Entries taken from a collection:
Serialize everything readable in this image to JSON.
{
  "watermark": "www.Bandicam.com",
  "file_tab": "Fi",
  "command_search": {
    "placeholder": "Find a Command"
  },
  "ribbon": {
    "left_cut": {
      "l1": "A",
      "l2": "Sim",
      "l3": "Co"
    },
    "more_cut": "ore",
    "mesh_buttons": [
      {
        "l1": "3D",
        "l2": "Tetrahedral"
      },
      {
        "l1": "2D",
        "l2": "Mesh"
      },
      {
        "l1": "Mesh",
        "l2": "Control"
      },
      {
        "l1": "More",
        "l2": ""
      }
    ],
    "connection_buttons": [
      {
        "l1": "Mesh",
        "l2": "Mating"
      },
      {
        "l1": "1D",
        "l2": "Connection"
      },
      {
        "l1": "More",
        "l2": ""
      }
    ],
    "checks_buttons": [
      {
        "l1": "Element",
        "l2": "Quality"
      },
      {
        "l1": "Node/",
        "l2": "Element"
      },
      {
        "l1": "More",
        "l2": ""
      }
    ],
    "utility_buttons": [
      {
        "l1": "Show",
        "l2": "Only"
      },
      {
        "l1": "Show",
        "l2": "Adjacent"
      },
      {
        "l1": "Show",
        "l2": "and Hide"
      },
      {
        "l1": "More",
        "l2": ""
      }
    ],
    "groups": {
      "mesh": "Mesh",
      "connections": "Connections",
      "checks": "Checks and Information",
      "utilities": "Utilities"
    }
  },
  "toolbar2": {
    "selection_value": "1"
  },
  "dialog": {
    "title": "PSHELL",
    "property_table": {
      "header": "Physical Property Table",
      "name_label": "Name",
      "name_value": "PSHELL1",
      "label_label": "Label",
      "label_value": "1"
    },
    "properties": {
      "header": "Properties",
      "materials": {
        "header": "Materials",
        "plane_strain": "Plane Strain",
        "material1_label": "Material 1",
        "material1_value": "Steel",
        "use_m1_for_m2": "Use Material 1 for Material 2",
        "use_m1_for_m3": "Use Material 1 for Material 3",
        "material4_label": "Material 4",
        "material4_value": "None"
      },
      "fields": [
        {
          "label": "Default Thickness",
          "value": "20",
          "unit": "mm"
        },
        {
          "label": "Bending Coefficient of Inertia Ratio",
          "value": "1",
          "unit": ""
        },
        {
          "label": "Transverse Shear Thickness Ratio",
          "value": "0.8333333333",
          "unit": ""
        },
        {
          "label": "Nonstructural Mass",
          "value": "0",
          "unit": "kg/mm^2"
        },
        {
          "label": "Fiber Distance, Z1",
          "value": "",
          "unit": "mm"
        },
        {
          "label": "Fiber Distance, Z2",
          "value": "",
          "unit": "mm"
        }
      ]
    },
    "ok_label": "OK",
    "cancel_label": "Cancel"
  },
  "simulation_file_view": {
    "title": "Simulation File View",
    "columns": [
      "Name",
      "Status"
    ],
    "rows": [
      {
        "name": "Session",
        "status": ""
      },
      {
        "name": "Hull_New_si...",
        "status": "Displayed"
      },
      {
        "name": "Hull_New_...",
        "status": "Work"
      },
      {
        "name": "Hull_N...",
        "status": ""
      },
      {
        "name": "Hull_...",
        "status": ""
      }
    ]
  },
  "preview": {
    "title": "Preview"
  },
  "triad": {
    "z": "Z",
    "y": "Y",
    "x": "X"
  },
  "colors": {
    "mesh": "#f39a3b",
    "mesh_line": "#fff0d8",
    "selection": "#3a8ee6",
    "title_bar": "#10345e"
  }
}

## Written task
Reproduce every record, matching each line exactly.

## Output of the exercise
Serialize everything readable in this image to JSON.
{
  "watermark": "www.Bandicam.com",
  "file_tab": "Fi",
  "command_search": {
    "placeholder": "Find a Command"
  },
  "ribbon": {
    "left_cut": {
      "l1": "A",
      "l2": "Sim",
      "l3": "Co"
    },
    "more_cut": "ore",
    "mesh_buttons": [
      {
        "l1": "3D",
        "l2": "Tetrahedral"
      },
      {
        "l1": "2D",
        "l2": "Mesh"
      },
      {
        "l1": "Mesh",
        "l2": "Control"
      },
      {
        "l1": "More",
        "l2": ""
      }
    ],
    "connection_buttons": [
      {
        "l1": "Mesh",
        "l2": "Mating"
      },
      {
        "l1": "1D",
        "l2": "Connection"
      },
      {
        "l1": "More",
        "l2": ""
      }
    ],
    "checks_buttons": [
      {
        "l1": "Element",
        "l2": "Quality"
      },
      {
        "l1": "Node/",
        "l2": "Element"
      },
      {
        "l1": "More",
        "l2": ""
      }
    ],
    "utility_buttons": [
      {
        "l1": "Show",
        "l2": "Only"
      },
      {
        "l1": "Show",
        "l2": "Adjacent"
      },
      {
        "l1": "Show",
        "l2": "and Hide"
      },
      {
        "l1": "More",
        "l2": ""
      }
    ],
    "groups": {
      "mesh": "Mesh",
      "connections": "Connections",
      "checks": "Checks and Information",
      "utilities": "Utilities"
    }
  },
  "toolbar2": {
    "selection_value": "1"
  },
  "dialog": {
    "title": "PSHELL",
    "property_table": {
      "header": "Physical Property Table",
      "name_label": "Name",
      "name_value": "PSHELL1",
      "label_label": "Label",
      "label_value": "1"
    },
    "properties": {
      "header": "Properties",
      "materials": {
        "header": "Materials",
        "plane_strain": "Plane Strain",
        "material1_label": "Material 1",
        "material1_value": "Steel",
        "use_m1_for_m2": "Use Material 1 for Material 2",
        "use_m1_for_m3": "Use Material 1 for Material 3",
        "material4_label": "Material 4",
        "material4_value": "None"
      },
      "fields": [
        {
          "label": "Default Thickness",
          "value": "20",
          "unit": "mm"
        },
        {
          "label": "Bending Coefficient of Inertia Ratio",
          "value": "1",
          "unit": ""
        },
        {
          "label": "Transverse Shear Thickness Ratio",
          "value": "0.8333333333",
          "unit": ""
        },
        {
          "label": "Nonstructural Mass",
          "value": "0",
          "unit": "kg/mm^2"
        },
        {
          "label": "Fiber Distance, Z1",
          "value": "",
          "unit": "mm"
        },
        {
          "label": "Fiber Distance, Z2",
          "value": "",
          "unit": "mm"
        }
      ]
    },
    "ok_label": "OK",
    "cancel_label": "Cancel"
  },
  "simulation_file_view": {
    "title": "Simulation File View",
    "columns": [
      "Name",
      "Status"
    ],
    "rows": [
      {
        "name": "Session",
        "status": ""
      },
      {
        "name": "Hull_New_si...",
        "status": "Displayed"
      },
      {
        "name": "Hull_New_...",
        "status": "Work"
      },
      {
        "name": "Hull_N...",
        "status": ""
      },
      {
        "name": "Hull_...",
        "status": ""
      }
    ]
  },
  "preview": {
    "title": "Preview"
  },
  "triad": {
    "z": "Z",
    "y": "Y",
    "x": "X"
  },
  "colors": {
    "mesh": "#f39a3b",
    "mesh_line": "#fff0d8",
    "selection": "#3a8ee6",
    "title_bar": "#10345e"
  }
}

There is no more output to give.